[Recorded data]
....................
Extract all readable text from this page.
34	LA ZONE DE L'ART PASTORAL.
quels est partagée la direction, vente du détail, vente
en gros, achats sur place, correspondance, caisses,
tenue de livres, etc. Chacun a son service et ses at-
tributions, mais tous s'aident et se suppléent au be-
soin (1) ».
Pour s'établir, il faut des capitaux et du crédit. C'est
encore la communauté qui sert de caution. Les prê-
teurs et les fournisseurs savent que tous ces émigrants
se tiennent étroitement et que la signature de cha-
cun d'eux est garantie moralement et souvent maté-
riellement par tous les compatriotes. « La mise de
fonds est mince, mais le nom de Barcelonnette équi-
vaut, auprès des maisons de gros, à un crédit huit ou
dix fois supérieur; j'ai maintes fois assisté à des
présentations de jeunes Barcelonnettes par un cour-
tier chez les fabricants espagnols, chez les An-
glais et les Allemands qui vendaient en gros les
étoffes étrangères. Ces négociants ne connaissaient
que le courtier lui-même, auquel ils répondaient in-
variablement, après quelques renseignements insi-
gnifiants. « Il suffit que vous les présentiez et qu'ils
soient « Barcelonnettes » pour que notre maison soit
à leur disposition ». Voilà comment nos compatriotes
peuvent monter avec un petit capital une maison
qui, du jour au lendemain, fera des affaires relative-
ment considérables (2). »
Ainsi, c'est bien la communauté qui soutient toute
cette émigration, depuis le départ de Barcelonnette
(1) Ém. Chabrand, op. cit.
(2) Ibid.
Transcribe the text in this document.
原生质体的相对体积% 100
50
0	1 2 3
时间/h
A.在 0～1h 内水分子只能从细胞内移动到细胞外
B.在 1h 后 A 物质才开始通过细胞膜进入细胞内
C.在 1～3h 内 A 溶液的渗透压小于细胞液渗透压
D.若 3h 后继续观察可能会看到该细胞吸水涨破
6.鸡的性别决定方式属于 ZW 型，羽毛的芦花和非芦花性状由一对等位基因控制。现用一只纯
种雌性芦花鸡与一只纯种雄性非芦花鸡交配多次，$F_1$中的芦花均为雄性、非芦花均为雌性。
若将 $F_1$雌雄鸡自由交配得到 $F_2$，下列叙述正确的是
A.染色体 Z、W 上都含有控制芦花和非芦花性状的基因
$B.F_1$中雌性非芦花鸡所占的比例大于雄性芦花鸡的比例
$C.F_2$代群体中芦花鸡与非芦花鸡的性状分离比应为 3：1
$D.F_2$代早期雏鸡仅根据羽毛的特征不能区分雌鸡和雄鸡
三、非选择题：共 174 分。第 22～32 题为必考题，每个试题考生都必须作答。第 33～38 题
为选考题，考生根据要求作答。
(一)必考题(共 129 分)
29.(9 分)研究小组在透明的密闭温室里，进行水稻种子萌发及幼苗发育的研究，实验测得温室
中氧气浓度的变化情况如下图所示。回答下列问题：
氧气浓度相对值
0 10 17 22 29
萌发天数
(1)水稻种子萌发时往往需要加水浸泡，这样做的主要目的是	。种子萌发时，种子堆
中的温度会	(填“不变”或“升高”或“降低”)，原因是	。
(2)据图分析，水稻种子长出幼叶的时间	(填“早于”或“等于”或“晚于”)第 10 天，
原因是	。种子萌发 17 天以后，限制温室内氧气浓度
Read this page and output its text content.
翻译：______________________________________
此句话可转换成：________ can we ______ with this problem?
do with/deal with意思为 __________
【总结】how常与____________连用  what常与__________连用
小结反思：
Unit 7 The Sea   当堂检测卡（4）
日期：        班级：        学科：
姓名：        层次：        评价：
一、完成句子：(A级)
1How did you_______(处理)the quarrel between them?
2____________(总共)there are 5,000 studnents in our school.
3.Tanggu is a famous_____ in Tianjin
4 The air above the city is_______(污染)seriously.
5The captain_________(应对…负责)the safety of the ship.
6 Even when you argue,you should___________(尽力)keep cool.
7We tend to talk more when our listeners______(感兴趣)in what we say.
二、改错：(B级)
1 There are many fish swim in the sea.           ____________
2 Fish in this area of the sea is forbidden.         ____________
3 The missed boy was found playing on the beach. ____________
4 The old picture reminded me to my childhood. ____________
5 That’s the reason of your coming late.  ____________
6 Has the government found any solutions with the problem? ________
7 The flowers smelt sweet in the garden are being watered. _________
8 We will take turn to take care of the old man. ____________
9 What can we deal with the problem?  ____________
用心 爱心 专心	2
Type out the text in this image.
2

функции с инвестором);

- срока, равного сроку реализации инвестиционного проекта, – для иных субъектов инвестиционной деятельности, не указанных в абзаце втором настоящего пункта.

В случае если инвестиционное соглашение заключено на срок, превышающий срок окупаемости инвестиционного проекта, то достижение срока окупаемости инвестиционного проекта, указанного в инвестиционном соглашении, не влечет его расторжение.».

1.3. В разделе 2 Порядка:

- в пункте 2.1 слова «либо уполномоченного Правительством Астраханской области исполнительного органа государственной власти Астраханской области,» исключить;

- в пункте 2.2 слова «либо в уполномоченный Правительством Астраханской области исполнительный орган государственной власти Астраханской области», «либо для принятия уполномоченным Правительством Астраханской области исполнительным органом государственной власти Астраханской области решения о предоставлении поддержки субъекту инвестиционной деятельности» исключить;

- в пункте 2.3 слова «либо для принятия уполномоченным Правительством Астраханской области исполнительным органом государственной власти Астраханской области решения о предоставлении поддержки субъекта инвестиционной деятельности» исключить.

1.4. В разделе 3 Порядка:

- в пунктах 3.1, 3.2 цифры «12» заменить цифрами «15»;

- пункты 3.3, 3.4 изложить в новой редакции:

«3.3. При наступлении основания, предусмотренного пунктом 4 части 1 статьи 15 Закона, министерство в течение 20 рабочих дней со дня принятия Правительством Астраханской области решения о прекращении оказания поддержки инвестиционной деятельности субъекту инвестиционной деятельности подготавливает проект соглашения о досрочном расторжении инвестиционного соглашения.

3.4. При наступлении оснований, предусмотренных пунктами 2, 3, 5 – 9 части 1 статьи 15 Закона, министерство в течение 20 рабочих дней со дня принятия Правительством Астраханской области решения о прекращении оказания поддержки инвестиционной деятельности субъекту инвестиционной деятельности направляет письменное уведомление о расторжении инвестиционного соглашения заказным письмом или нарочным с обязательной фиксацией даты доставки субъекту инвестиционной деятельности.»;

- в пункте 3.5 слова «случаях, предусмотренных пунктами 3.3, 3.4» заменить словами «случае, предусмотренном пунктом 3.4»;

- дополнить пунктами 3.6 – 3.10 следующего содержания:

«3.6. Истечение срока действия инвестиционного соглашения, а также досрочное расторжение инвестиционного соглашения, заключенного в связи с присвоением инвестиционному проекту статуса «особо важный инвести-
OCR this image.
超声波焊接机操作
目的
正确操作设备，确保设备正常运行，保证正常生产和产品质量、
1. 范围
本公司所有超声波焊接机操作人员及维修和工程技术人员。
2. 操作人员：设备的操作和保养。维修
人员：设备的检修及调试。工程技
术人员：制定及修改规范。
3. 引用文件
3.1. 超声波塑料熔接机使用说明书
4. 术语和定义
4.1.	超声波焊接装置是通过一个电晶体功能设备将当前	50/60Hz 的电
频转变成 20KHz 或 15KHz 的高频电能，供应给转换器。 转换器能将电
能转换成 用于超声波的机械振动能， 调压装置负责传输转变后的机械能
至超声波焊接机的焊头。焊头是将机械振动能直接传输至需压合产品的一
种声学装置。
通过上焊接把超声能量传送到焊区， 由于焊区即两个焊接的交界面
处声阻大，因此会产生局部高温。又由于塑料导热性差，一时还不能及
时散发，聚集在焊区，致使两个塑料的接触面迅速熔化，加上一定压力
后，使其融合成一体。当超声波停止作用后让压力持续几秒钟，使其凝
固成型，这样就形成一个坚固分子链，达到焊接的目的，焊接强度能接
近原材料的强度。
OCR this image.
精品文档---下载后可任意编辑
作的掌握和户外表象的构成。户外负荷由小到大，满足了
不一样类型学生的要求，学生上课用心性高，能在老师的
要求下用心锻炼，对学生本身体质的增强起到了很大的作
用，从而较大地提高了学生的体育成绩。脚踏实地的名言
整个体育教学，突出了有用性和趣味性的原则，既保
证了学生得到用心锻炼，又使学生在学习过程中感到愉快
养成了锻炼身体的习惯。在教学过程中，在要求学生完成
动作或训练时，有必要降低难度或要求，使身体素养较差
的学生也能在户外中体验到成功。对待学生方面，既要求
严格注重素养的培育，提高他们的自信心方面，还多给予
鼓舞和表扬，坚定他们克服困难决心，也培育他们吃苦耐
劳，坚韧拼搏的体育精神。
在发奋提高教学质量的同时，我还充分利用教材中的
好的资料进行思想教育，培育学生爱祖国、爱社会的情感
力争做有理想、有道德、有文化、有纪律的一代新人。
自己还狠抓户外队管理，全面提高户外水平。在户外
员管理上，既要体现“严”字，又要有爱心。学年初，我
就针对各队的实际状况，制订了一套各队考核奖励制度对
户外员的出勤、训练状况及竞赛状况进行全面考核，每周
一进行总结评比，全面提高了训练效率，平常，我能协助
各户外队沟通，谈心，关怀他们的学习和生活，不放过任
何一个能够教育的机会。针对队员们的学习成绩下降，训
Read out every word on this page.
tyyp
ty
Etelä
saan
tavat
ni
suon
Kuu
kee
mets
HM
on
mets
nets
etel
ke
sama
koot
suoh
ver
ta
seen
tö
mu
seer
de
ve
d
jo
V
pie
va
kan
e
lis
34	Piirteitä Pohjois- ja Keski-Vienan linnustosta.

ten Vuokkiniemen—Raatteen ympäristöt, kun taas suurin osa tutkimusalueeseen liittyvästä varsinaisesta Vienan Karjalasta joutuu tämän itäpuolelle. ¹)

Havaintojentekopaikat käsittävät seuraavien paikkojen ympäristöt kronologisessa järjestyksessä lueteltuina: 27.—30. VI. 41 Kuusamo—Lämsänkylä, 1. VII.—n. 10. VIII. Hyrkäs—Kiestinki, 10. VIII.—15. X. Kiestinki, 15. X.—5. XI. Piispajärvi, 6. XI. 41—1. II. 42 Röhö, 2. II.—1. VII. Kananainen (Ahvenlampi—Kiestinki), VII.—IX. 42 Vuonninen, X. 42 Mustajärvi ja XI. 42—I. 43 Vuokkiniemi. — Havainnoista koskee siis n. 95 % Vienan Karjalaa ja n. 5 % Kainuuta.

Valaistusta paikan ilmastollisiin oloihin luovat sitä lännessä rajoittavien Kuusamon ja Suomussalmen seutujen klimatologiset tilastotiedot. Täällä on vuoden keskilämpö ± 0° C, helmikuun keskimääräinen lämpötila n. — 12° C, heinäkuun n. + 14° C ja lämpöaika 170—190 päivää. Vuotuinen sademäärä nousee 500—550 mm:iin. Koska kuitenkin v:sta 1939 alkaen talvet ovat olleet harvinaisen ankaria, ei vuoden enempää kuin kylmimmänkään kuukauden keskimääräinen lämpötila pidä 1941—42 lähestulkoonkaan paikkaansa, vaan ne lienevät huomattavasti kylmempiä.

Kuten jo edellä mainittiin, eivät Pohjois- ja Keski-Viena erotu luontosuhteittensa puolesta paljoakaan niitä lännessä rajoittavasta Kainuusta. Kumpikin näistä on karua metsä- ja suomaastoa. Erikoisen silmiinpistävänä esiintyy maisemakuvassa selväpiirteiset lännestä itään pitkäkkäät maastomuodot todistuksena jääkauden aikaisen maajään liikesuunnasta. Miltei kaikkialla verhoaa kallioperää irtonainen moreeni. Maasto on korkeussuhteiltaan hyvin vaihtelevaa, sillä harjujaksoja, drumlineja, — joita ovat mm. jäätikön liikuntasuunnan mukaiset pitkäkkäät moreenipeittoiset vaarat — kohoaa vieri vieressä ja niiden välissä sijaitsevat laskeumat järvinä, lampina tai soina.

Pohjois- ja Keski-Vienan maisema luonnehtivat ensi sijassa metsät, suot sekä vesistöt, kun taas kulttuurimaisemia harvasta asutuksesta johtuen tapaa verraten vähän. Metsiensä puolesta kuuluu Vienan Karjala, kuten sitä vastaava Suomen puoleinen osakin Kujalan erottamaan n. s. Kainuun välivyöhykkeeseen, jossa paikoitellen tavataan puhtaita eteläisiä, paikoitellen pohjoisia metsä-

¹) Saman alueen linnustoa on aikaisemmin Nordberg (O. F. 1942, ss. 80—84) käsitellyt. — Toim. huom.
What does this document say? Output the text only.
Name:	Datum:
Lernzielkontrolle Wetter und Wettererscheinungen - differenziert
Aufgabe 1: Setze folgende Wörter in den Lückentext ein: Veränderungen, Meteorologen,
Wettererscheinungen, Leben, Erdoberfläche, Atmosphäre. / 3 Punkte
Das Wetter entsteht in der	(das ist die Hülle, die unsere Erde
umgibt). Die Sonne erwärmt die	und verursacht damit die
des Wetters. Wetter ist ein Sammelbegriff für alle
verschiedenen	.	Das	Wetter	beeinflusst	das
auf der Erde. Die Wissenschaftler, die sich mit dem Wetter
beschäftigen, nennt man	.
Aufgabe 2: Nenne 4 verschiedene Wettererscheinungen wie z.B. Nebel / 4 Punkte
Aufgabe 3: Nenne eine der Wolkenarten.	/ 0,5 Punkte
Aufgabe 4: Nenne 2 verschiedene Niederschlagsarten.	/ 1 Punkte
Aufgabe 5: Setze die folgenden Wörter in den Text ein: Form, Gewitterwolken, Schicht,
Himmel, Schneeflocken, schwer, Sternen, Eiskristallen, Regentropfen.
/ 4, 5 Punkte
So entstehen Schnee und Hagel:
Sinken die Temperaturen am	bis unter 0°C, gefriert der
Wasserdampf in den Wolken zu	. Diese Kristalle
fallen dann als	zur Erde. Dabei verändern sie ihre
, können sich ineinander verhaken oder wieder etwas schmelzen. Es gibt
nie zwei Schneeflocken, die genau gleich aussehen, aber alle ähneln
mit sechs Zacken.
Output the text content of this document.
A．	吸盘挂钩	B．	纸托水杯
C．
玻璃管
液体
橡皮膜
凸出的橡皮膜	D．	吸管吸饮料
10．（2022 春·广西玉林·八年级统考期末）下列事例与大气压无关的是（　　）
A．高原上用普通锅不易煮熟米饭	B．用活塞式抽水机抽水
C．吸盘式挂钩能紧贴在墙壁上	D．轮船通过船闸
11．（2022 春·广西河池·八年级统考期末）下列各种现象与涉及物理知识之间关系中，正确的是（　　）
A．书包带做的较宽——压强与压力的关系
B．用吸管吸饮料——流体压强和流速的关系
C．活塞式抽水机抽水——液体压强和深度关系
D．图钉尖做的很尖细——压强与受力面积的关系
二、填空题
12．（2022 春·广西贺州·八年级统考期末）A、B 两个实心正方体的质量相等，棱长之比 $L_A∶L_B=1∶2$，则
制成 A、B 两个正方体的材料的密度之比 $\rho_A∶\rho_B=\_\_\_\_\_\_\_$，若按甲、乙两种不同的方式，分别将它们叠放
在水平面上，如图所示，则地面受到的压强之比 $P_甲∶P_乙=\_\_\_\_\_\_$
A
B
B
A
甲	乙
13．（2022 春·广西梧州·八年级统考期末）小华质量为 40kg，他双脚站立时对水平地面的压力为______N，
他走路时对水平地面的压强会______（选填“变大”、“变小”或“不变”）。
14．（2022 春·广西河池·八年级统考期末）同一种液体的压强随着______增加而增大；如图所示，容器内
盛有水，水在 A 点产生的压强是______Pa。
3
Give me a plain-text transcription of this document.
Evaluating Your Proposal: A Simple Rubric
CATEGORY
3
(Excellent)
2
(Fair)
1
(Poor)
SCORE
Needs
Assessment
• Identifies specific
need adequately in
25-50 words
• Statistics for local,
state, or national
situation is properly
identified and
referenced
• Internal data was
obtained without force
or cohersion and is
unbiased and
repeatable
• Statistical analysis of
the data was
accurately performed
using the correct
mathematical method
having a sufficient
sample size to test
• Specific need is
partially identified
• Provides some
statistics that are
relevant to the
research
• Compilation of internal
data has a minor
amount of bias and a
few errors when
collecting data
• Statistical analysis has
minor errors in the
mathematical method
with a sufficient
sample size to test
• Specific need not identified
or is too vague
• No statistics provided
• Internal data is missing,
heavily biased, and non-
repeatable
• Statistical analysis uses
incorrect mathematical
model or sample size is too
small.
....................
Given exercise
Search the data for "content" and list every line in which it occurs.

Final answer
Read this page and output its text content.
Output the text content of this document.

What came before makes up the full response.